**Entries from a dataset**:
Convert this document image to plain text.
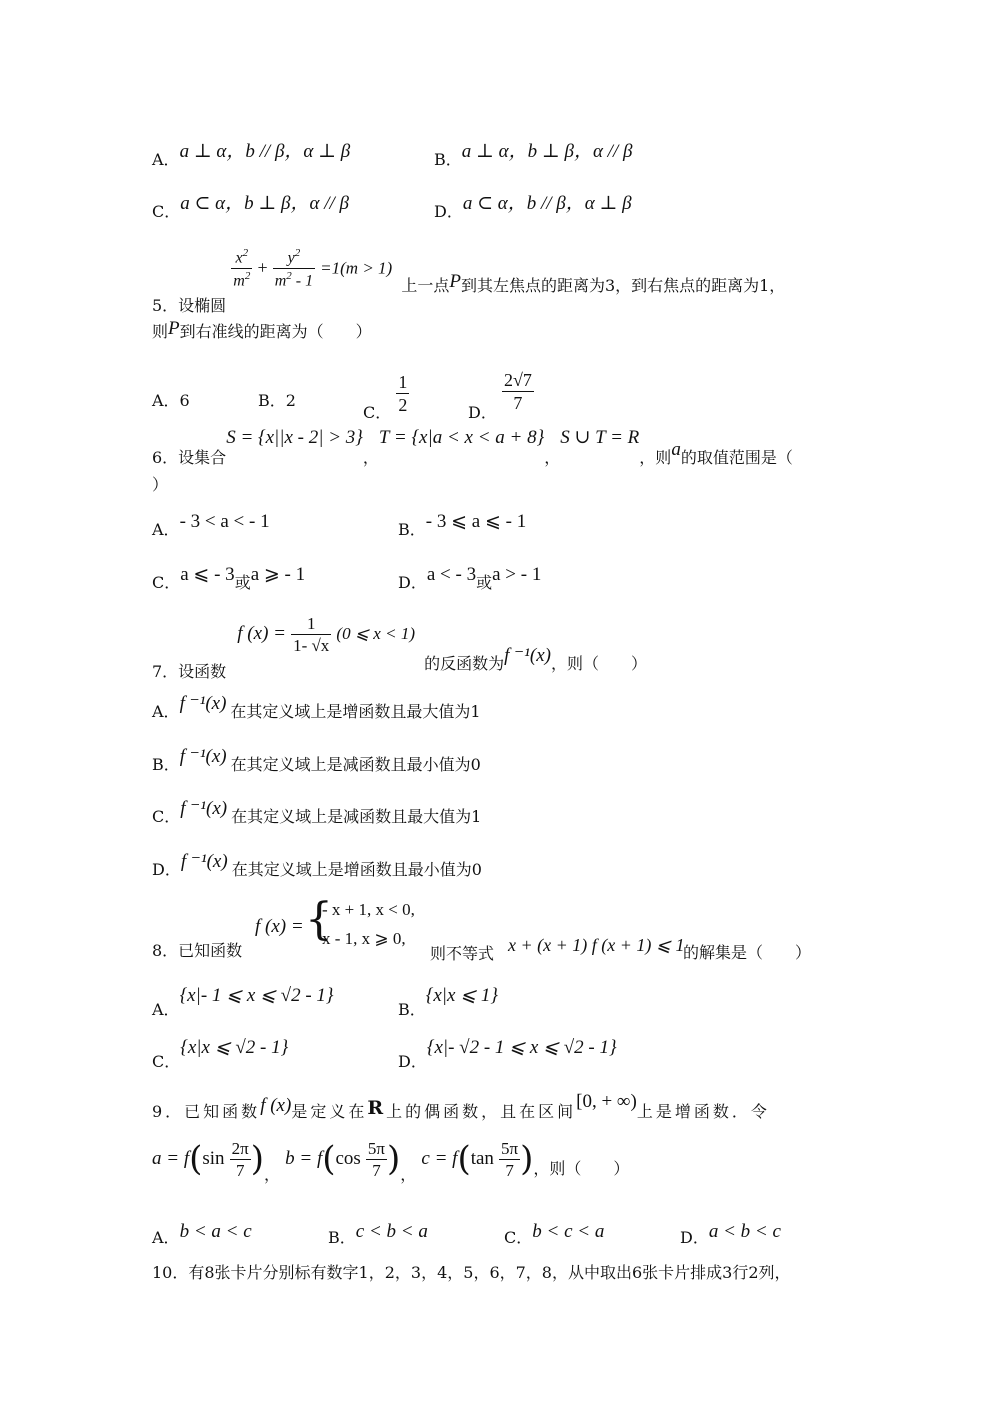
A．a ⊥ α，b // β，α ⊥ β	B．a ⊥ α，b ⊥ β，α // β
C．a ⊂ α，b ⊥ β，α // β	D．a ⊂ α，b // β，α ⊥ β
5．设椭圆
$\frac{x^2}{m^2} + \frac{y^2}{m^2 - 1} =1(m > 1)$ 上一点P到其左焦点的距离为3，到右焦点的距离为1，
则P到右准线的距离为（　　）
A．6	B．2
C． $\frac{1}{2}$	D．
$\frac{2√7}{7}$
6．设集合S = {x||x - 2| > 3}，T = {x|a < x < a + 8}，S ∪ T = R，则a的取值范围是（
）
A．- 3 < a < - 1	B．- 3 ⩽ a ⩽ - 1
C．a ⩽ - 3或a ⩾ - 1	D．a < - 3或a > - 1
7．设函数 f $(x) = \frac{1}{1- √x} (0$ ⩽ x < 1) 的反函数为f ⁻¹(x)，则（　　）
A．f ⁻¹(x) 在其定义域上是增函数且最大值为1
B．f ⁻¹(x) 在其定义域上是减函数且最小值为0
C．f ⁻¹(x) 在其定义域上是减函数且最大值为1
D．f ⁻¹(x) 在其定义域上是增函数且最小值为0
8．已知函数
f (x) = {
- x + 1, x < 0,
x - 1, x ⩾ 0,
则不等式 x + (x + 1) f (x + 1) ⩽ 1
的解集是（　　）
A．{x|- 1 ⩽ x ⩽ √2 - 1}
B．{x|x ⩽ 1}
C．{x|x ⩽ √2 - 1}
D．{x|- √2 - 1 ⩽ x ⩽ √2 - 1}
9．已知函数f (x)是定义在R上的偶函数，且在区间[0, + ∞)上是增函数．令
$a = f(\sin \frac{2\pi}{7}$ )， $b = f(\cos \frac{5\pi}{7}$ )， $c = f(\tan \frac{5\pi}{7}$ )，则（　　）
A．b < a < c	B．c < b < a	C．b < c < a	D．a < b < c
10．有8张卡片分别标有数字1，2，3，4，5，6，7，8，从中取出6张卡片排成3行2列，
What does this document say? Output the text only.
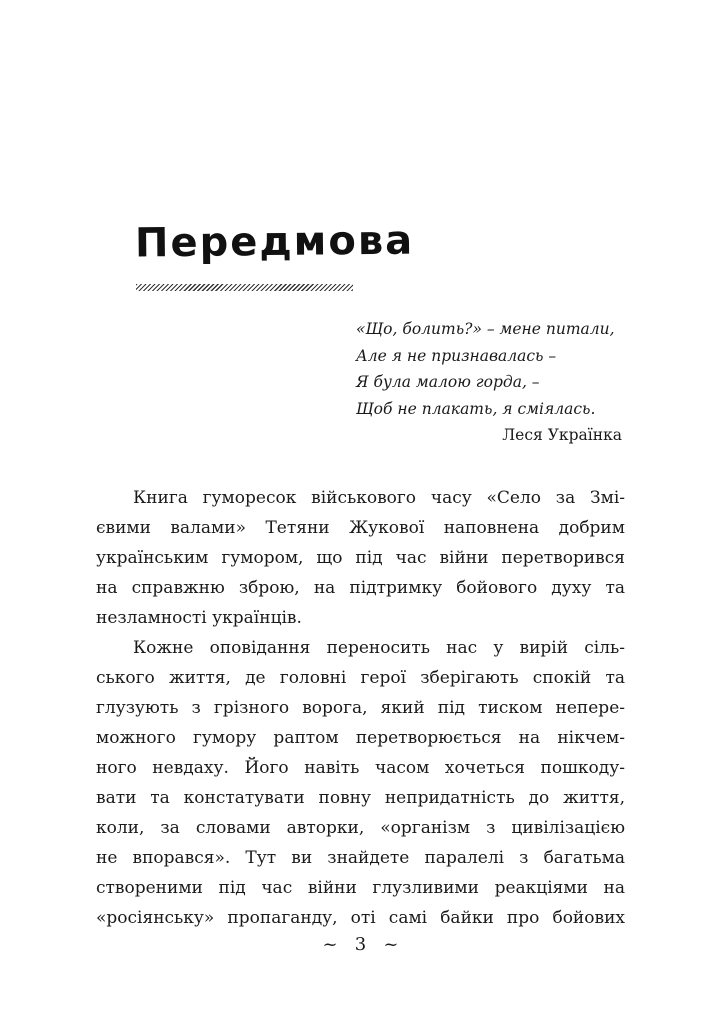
Передмова
«Що, болить?» – мене питали,
Але я не признавалась –
Я була малою горда, –
Щоб не плакать, я сміялась.
Леся Українка
Книга гуморесок військового часу «Село за Змі-
євими валами» Тетяни Жукової наповнена добрим
українським гумором, що під час війни перетворився
на справжню зброю, на підтримку бойового духу та
незламності українців.
Кожне оповідання переносить нас у вирій сіль-
ського життя, де головні герої зберігають спокій та
глузують з грізного ворога, який під тиском непере-
можного гумору раптом перетворюється на нікчем-
ного невдаху. Його навіть часом хочеться пошкоду-
вати та констатувати повну непридатність до життя,
коли, за словами авторки, «організм з цивілізацією
не впорався». Тут ви знайдете паралелі з багатьма
створеними під час війни глузливими реакціями на
«росіянську» пропаганду, оті самі байки про бойових
~   3   ~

**Objective**: Look for lines containing the string "document" and copy them all.

**Full answer**:
Convert this document image to plain text.
What does this document say? Output the text only.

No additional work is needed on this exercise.